[Items from a figure collection]

___

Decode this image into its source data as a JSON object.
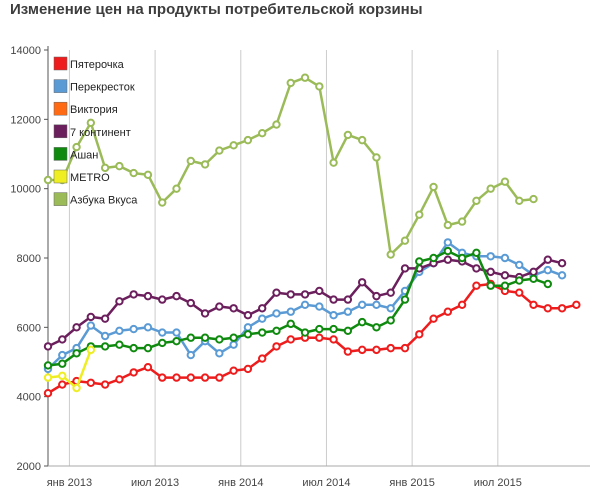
{
  "chart_data": {
    "type": "line",
    "title": "Изменение цен на продукты потребительской корзины",
    "xlabel": "",
    "ylabel": "",
    "ylim": [
      2000,
      14000
    ],
    "y_ticks": [
      "2000",
      "4000",
      "6000",
      "8000",
      "10000",
      "12000",
      "14000"
    ],
    "x_ticks": [
      "янв 2013",
      "июл 2013",
      "янв 2014",
      "июл 2014",
      "янв 2015",
      "июл 2015"
    ],
    "grid": "vertical",
    "legend_position": "top-left inside",
    "colors": {
      "Пятерочка": "#ee1c1c",
      "Перекресток": "#5b9bd5",
      "Виктория": "#ff6a13",
      "7 континент": "#6b1f5c",
      "Ашан": "#0f8a0f",
      "METRO": "#eeee22",
      "Азбука Вкуса": "#9bbb59"
    },
    "series": [
      {
        "name": "Пятерочка",
        "values": [
          [
            0,
            4100
          ],
          [
            1,
            4350
          ],
          [
            2,
            4450
          ],
          [
            3,
            4400
          ],
          [
            4,
            4350
          ],
          [
            5,
            4500
          ],
          [
            6,
            4700
          ],
          [
            7,
            4850
          ],
          [
            8,
            4550
          ],
          [
            9,
            4550
          ],
          [
            10,
            4550
          ],
          [
            11,
            4550
          ],
          [
            12,
            4550
          ],
          [
            13,
            4750
          ],
          [
            14,
            4800
          ],
          [
            15,
            5100
          ],
          [
            16,
            5450
          ],
          [
            17,
            5650
          ],
          [
            18,
            5700
          ],
          [
            19,
            5700
          ],
          [
            20,
            5650
          ],
          [
            21,
            5300
          ],
          [
            22,
            5350
          ],
          [
            23,
            5350
          ],
          [
            24,
            5400
          ],
          [
            25,
            5400
          ],
          [
            26,
            5800
          ],
          [
            27,
            6250
          ],
          [
            28,
            6450
          ],
          [
            29,
            6650
          ],
          [
            30,
            7200
          ],
          [
            31,
            7250
          ],
          [
            32,
            7050
          ],
          [
            33,
            7000
          ],
          [
            34,
            6650
          ],
          [
            35,
            6550
          ],
          [
            36,
            6550
          ],
          [
            37,
            6650
          ]
        ]
      },
      {
        "name": "Перекресток",
        "values": [
          [
            0,
            4800
          ],
          [
            1,
            5200
          ],
          [
            2,
            5400
          ],
          [
            3,
            6050
          ],
          [
            4,
            5750
          ],
          [
            5,
            5900
          ],
          [
            6,
            5950
          ],
          [
            7,
            6000
          ],
          [
            8,
            5850
          ],
          [
            9,
            5850
          ],
          [
            10,
            5200
          ],
          [
            11,
            5600
          ],
          [
            12,
            5250
          ],
          [
            13,
            5500
          ],
          [
            14,
            6000
          ],
          [
            15,
            6250
          ],
          [
            16,
            6400
          ],
          [
            17,
            6450
          ],
          [
            18,
            6650
          ],
          [
            19,
            6600
          ],
          [
            20,
            6350
          ],
          [
            21,
            6450
          ],
          [
            22,
            6650
          ],
          [
            23,
            6650
          ],
          [
            24,
            6550
          ],
          [
            25,
            7050
          ],
          [
            26,
            7600
          ],
          [
            27,
            7850
          ],
          [
            28,
            8450
          ],
          [
            29,
            8150
          ],
          [
            30,
            8050
          ],
          [
            31,
            8050
          ],
          [
            32,
            8000
          ],
          [
            33,
            7800
          ],
          [
            34,
            7500
          ],
          [
            35,
            7650
          ],
          [
            36,
            7500
          ]
        ]
      },
      {
        "name": "7 континент",
        "values": [
          [
            0,
            5450
          ],
          [
            1,
            5650
          ],
          [
            2,
            6000
          ],
          [
            3,
            6300
          ],
          [
            4,
            6250
          ],
          [
            5,
            6750
          ],
          [
            6,
            6950
          ],
          [
            7,
            6900
          ],
          [
            8,
            6800
          ],
          [
            9,
            6900
          ],
          [
            10,
            6700
          ],
          [
            11,
            6400
          ],
          [
            12,
            6600
          ],
          [
            13,
            6550
          ],
          [
            14,
            6350
          ],
          [
            15,
            6550
          ],
          [
            16,
            7000
          ],
          [
            17,
            6950
          ],
          [
            18,
            6950
          ],
          [
            19,
            7050
          ],
          [
            20,
            6800
          ],
          [
            21,
            6800
          ],
          [
            22,
            7300
          ],
          [
            23,
            6900
          ],
          [
            24,
            7000
          ],
          [
            25,
            7700
          ],
          [
            26,
            7700
          ],
          [
            27,
            7850
          ],
          [
            28,
            7950
          ],
          [
            29,
            7900
          ],
          [
            30,
            7700
          ],
          [
            31,
            7600
          ],
          [
            32,
            7500
          ],
          [
            33,
            7450
          ],
          [
            34,
            7600
          ],
          [
            35,
            7950
          ],
          [
            36,
            7850
          ]
        ]
      },
      {
        "name": "Ашан",
        "values": [
          [
            0,
            4900
          ],
          [
            1,
            4950
          ],
          [
            2,
            5250
          ],
          [
            3,
            5450
          ],
          [
            4,
            5450
          ],
          [
            5,
            5500
          ],
          [
            6,
            5400
          ],
          [
            7,
            5400
          ],
          [
            8,
            5550
          ],
          [
            9,
            5600
          ],
          [
            10,
            5700
          ],
          [
            11,
            5700
          ],
          [
            12,
            5650
          ],
          [
            13,
            5700
          ],
          [
            14,
            5800
          ],
          [
            15,
            5850
          ],
          [
            16,
            5900
          ],
          [
            17,
            6100
          ],
          [
            18,
            5850
          ],
          [
            19,
            5950
          ],
          [
            20,
            5950
          ],
          [
            21,
            5900
          ],
          [
            22,
            6150
          ],
          [
            23,
            6000
          ],
          [
            24,
            6200
          ],
          [
            25,
            6800
          ],
          [
            26,
            7900
          ],
          [
            27,
            8000
          ],
          [
            28,
            8200
          ],
          [
            29,
            8000
          ],
          [
            30,
            8150
          ],
          [
            31,
            7200
          ],
          [
            32,
            7200
          ],
          [
            33,
            7350
          ],
          [
            34,
            7400
          ],
          [
            35,
            7250
          ]
        ]
      },
      {
        "name": "METRO",
        "values": [
          [
            0,
            4550
          ],
          [
            1,
            4600
          ],
          [
            2,
            4250
          ],
          [
            3,
            5350
          ]
        ]
      },
      {
        "name": "Азбука Вкуса",
        "values": [
          [
            0,
            10250
          ],
          [
            1,
            10250
          ],
          [
            2,
            11200
          ],
          [
            3,
            11900
          ],
          [
            4,
            10600
          ],
          [
            5,
            10650
          ],
          [
            6,
            10450
          ],
          [
            7,
            10400
          ],
          [
            8,
            9600
          ],
          [
            9,
            10000
          ],
          [
            10,
            10800
          ],
          [
            11,
            10700
          ],
          [
            12,
            11100
          ],
          [
            13,
            11250
          ],
          [
            14,
            11400
          ],
          [
            15,
            11600
          ],
          [
            16,
            11850
          ],
          [
            17,
            13050
          ],
          [
            18,
            13200
          ],
          [
            19,
            12950
          ],
          [
            20,
            10750
          ],
          [
            21,
            11550
          ],
          [
            22,
            11400
          ],
          [
            23,
            10900
          ],
          [
            24,
            8100
          ],
          [
            25,
            8500
          ],
          [
            26,
            9250
          ],
          [
            27,
            10050
          ],
          [
            28,
            8950
          ],
          [
            29,
            9050
          ],
          [
            30,
            9650
          ],
          [
            31,
            10000
          ],
          [
            32,
            10200
          ],
          [
            33,
            9650
          ],
          [
            34,
            9700
          ]
        ]
      }
    ]
  }
}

___

WHAT THE EXERCISE ASKS:
Leave out the pictures and retype every line above exactly.

SOLUTION FOR THIS TASK:
Decode this image into its source data as a JSON object.
{
  "chart_data": {
    "type": "line",
    "title": "Изменение цен на продукты потребительской корзины",
    "xlabel": "",
    "ylabel": "",
    "ylim": [
      2000,
      14000
    ],
    "y_ticks": [
      "2000",
      "4000",
      "6000",
      "8000",
      "10000",
      "12000",
      "14000"
    ],
    "x_ticks": [
      "янв 2013",
      "июл 2013",
      "янв 2014",
      "июл 2014",
      "янв 2015",
      "июл 2015"
    ],
    "grid": "vertical",
    "legend_position": "top-left inside",
    "colors": {
      "Пятерочка": "#ee1c1c",
      "Перекресток": "#5b9bd5",
      "Виктория": "#ff6a13",
      "7 континент": "#6b1f5c",
      "Ашан": "#0f8a0f",
      "METRO": "#eeee22",
      "Азбука Вкуса": "#9bbb59"
    },
    "series": [
      {
        "name": "Пятерочка",
        "values": [
          [
            0,
            4100
          ],
          [
            1,
            4350
          ],
          [
            2,
            4450
          ],
          [
            3,
            4400
          ],
          [
            4,
            4350
          ],
          [
            5,
            4500
          ],
          [
            6,
            4700
          ],
          [
            7,
            4850
          ],
          [
            8,
            4550
          ],
          [
            9,
            4550
          ],
          [
            10,
            4550
          ],
          [
            11,
            4550
          ],
          [
            12,
            4550
          ],
          [
            13,
            4750
          ],
          [
            14,
            4800
          ],
          [
            15,
            5100
          ],
          [
            16,
            5450
          ],
          [
            17,
            5650
          ],
          [
            18,
            5700
          ],
          [
            19,
            5700
          ],
          [
            20,
            5650
          ],
          [
            21,
            5300
          ],
          [
            22,
            5350
          ],
          [
            23,
            5350
          ],
          [
            24,
            5400
          ],
          [
            25,
            5400
          ],
          [
            26,
            5800
          ],
          [
            27,
            6250
          ],
          [
            28,
            6450
          ],
          [
            29,
            6650
          ],
          [
            30,
            7200
          ],
          [
            31,
            7250
          ],
          [
            32,
            7050
          ],
          [
            33,
            7000
          ],
          [
            34,
            6650
          ],
          [
            35,
            6550
          ],
          [
            36,
            6550
          ],
          [
            37,
            6650
          ]
        ]
      },
      {
        "name": "Перекресток",
        "values": [
          [
            0,
            4800
          ],
          [
            1,
            5200
          ],
          [
            2,
            5400
          ],
          [
            3,
            6050
          ],
          [
            4,
            5750
          ],
          [
            5,
            5900
          ],
          [
            6,
            5950
          ],
          [
            7,
            6000
          ],
          [
            8,
            5850
          ],
          [
            9,
            5850
          ],
          [
            10,
            5200
          ],
          [
            11,
            5600
          ],
          [
            12,
            5250
          ],
          [
            13,
            5500
          ],
          [
            14,
            6000
          ],
          [
            15,
            6250
          ],
          [
            16,
            6400
          ],
          [
            17,
            6450
          ],
          [
            18,
            6650
          ],
          [
            19,
            6600
          ],
          [
            20,
            6350
          ],
          [
            21,
            6450
          ],
          [
            22,
            6650
          ],
          [
            23,
            6650
          ],
          [
            24,
            6550
          ],
          [
            25,
            7050
          ],
          [
            26,
            7600
          ],
          [
            27,
            7850
          ],
          [
            28,
            8450
          ],
          [
            29,
            8150
          ],
          [
            30,
            8050
          ],
          [
            31,
            8050
          ],
          [
            32,
            8000
          ],
          [
            33,
            7800
          ],
          [
            34,
            7500
          ],
          [
            35,
            7650
          ],
          [
            36,
            7500
          ]
        ]
      },
      {
        "name": "7 континент",
        "values": [
          [
            0,
            5450
          ],
          [
            1,
            5650
          ],
          [
            2,
            6000
          ],
          [
            3,
            6300
          ],
          [
            4,
            6250
          ],
          [
            5,
            6750
          ],
          [
            6,
            6950
          ],
          [
            7,
            6900
          ],
          [
            8,
            6800
          ],
          [
            9,
            6900
          ],
          [
            10,
            6700
          ],
          [
            11,
            6400
          ],
          [
            12,
            6600
          ],
          [
            13,
            6550
          ],
          [
            14,
            6350
          ],
          [
            15,
            6550
          ],
          [
            16,
            7000
          ],
          [
            17,
            6950
          ],
          [
            18,
            6950
          ],
          [
            19,
            7050
          ],
          [
            20,
            6800
          ],
          [
            21,
            6800
          ],
          [
            22,
            7300
          ],
          [
            23,
            6900
          ],
          [
            24,
            7000
          ],
          [
            25,
            7700
          ],
          [
            26,
            7700
          ],
          [
            27,
            7850
          ],
          [
            28,
            7950
          ],
          [
            29,
            7900
          ],
          [
            30,
            7700
          ],
          [
            31,
            7600
          ],
          [
            32,
            7500
          ],
          [
            33,
            7450
          ],
          [
            34,
            7600
          ],
          [
            35,
            7950
          ],
          [
            36,
            7850
          ]
        ]
      },
      {
        "name": "Ашан",
        "values": [
          [
            0,
            4900
          ],
          [
            1,
            4950
          ],
          [
            2,
            5250
          ],
          [
            3,
            5450
          ],
          [
            4,
            5450
          ],
          [
            5,
            5500
          ],
          [
            6,
            5400
          ],
          [
            7,
            5400
          ],
          [
            8,
            5550
          ],
          [
            9,
            5600
          ],
          [
            10,
            5700
          ],
          [
            11,
            5700
          ],
          [
            12,
            5650
          ],
          [
            13,
            5700
          ],
          [
            14,
            5800
          ],
          [
            15,
            5850
          ],
          [
            16,
            5900
          ],
          [
            17,
            6100
          ],
          [
            18,
            5850
          ],
          [
            19,
            5950
          ],
          [
            20,
            5950
          ],
          [
            21,
            5900
          ],
          [
            22,
            6150
          ],
          [
            23,
            6000
          ],
          [
            24,
            6200
          ],
          [
            25,
            6800
          ],
          [
            26,
            7900
          ],
          [
            27,
            8000
          ],
          [
            28,
            8200
          ],
          [
            29,
            8000
          ],
          [
            30,
            8150
          ],
          [
            31,
            7200
          ],
          [
            32,
            7200
          ],
          [
            33,
            7350
          ],
          [
            34,
            7400
          ],
          [
            35,
            7250
          ]
        ]
      },
      {
        "name": "METRO",
        "values": [
          [
            0,
            4550
          ],
          [
            1,
            4600
          ],
          [
            2,
            4250
          ],
          [
            3,
            5350
          ]
        ]
      },
      {
        "name": "Азбука Вкуса",
        "values": [
          [
            0,
            10250
          ],
          [
            1,
            10250
          ],
          [
            2,
            11200
          ],
          [
            3,
            11900
          ],
          [
            4,
            10600
          ],
          [
            5,
            10650
          ],
          [
            6,
            10450
          ],
          [
            7,
            10400
          ],
          [
            8,
            9600
          ],
          [
            9,
            10000
          ],
          [
            10,
            10800
          ],
          [
            11,
            10700
          ],
          [
            12,
            11100
          ],
          [
            13,
            11250
          ],
          [
            14,
            11400
          ],
          [
            15,
            11600
          ],
          [
            16,
            11850
          ],
          [
            17,
            13050
          ],
          [
            18,
            13200
          ],
          [
            19,
            12950
          ],
          [
            20,
            10750
          ],
          [
            21,
            11550
          ],
          [
            22,
            11400
          ],
          [
            23,
            10900
          ],
          [
            24,
            8100
          ],
          [
            25,
            8500
          ],
          [
            26,
            9250
          ],
          [
            27,
            10050
          ],
          [
            28,
            8950
          ],
          [
            29,
            9050
          ],
          [
            30,
            9650
          ],
          [
            31,
            10000
          ],
          [
            32,
            10200
          ],
          [
            33,
            9650
          ],
          [
            34,
            9700
          ]
        ]
      }
    ]
  }
}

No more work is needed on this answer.